**The request:**
Every line that holds the string "display" is to be identified and copied.

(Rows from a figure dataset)
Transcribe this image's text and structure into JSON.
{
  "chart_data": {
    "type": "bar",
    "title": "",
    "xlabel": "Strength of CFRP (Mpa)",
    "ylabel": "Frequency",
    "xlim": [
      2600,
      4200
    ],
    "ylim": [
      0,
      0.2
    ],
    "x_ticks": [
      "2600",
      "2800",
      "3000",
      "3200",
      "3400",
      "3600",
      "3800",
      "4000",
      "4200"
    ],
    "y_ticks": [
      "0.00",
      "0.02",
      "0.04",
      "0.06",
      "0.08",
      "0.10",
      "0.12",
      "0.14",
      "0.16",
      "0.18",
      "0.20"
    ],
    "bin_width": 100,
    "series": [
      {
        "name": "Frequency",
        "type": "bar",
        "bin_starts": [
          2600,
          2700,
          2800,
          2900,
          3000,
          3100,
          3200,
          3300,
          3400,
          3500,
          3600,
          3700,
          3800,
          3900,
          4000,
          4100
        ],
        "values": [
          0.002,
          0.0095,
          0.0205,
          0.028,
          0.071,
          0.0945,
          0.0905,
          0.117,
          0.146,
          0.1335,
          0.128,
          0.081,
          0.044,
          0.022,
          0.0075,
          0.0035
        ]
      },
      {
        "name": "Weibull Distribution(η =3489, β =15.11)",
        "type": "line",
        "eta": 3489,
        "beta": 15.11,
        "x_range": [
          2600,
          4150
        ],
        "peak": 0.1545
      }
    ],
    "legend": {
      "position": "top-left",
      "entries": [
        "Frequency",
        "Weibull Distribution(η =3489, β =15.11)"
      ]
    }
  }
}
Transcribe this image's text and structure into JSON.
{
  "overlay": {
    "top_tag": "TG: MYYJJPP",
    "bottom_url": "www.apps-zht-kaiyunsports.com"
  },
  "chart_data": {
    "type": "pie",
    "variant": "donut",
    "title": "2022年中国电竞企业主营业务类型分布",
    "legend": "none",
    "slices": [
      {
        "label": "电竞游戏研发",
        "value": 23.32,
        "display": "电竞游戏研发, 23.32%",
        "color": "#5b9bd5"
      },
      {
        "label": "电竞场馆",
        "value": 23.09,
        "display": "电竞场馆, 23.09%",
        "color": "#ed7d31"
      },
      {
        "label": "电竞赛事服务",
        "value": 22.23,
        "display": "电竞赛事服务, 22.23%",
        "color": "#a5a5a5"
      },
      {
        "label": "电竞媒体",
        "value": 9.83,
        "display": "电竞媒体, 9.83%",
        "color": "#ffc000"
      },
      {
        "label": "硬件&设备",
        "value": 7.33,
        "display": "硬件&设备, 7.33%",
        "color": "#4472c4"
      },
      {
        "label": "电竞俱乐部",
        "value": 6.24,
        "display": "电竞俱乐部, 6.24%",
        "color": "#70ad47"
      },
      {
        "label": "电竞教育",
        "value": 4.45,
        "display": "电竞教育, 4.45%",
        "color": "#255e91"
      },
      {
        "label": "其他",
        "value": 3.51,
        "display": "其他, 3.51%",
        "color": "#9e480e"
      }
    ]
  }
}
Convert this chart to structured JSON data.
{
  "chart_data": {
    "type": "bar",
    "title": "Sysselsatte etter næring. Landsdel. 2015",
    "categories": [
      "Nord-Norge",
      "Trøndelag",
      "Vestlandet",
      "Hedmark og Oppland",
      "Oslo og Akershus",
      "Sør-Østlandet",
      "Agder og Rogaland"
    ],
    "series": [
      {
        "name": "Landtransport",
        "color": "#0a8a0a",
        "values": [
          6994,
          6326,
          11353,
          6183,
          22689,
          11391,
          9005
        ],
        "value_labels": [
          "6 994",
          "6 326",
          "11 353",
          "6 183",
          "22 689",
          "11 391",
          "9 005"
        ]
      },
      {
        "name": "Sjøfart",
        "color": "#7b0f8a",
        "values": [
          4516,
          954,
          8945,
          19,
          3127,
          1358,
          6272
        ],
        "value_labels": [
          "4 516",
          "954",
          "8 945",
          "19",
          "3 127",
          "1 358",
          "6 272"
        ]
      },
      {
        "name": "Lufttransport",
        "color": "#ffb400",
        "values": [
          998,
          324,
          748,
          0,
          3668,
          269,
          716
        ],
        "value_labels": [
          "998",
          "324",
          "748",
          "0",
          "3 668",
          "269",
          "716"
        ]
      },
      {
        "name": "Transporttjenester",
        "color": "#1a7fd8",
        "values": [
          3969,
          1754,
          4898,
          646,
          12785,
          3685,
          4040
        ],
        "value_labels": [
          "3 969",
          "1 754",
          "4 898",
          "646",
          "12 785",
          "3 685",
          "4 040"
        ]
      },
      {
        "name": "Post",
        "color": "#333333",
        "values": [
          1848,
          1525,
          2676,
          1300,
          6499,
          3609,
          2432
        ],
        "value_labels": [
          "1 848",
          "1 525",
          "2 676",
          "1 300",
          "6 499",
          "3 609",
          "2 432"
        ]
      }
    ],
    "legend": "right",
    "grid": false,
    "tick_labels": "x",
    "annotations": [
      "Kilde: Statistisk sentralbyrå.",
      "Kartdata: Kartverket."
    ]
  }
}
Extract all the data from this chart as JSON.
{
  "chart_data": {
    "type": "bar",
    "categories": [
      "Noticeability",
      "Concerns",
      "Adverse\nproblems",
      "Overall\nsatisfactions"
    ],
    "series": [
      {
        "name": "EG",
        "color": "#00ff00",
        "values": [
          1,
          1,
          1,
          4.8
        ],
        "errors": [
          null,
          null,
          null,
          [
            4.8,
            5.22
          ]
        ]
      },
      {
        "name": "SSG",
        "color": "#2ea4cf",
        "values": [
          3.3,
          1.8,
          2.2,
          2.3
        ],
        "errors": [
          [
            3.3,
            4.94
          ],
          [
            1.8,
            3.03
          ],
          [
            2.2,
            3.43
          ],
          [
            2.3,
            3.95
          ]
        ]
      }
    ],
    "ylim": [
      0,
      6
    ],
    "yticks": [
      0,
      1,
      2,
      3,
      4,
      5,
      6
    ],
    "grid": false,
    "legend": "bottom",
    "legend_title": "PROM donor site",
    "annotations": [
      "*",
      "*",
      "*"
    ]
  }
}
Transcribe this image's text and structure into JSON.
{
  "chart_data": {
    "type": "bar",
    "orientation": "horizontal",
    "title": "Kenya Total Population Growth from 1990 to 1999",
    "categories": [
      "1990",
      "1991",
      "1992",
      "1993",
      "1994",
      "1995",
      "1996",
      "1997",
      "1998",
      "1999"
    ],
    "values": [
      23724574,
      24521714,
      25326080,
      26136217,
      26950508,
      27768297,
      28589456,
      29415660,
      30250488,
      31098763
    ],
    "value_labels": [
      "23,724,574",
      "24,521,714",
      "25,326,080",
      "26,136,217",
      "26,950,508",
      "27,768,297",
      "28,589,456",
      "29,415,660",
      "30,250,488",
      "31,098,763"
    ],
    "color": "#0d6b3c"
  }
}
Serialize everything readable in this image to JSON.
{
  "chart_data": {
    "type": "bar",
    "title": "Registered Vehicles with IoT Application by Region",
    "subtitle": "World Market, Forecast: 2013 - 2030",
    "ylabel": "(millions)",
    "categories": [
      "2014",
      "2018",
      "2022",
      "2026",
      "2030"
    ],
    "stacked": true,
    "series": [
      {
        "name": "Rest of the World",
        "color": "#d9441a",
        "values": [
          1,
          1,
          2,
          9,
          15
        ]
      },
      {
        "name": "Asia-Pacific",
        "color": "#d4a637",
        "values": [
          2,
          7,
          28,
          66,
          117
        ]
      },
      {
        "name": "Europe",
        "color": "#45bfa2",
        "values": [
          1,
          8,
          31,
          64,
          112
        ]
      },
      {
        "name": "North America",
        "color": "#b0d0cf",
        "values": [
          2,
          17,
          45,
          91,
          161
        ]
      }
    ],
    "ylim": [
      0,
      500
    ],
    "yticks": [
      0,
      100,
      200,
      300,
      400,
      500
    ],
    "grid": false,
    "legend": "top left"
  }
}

**Output for this exercise:**
        "display": "电竞游戏研发, 23.32%",
        "display": "电竞场馆, 23.09%",
        "display": "电竞赛事服务, 22.23%",
        "display": "电竞媒体, 9.83%",
        "display": "硬件&设备, 7.33%",
        "display": "电竞俱乐部, 6.24%",
        "display": "电竞教育, 4.45%",
        "display": "其他, 3.51%",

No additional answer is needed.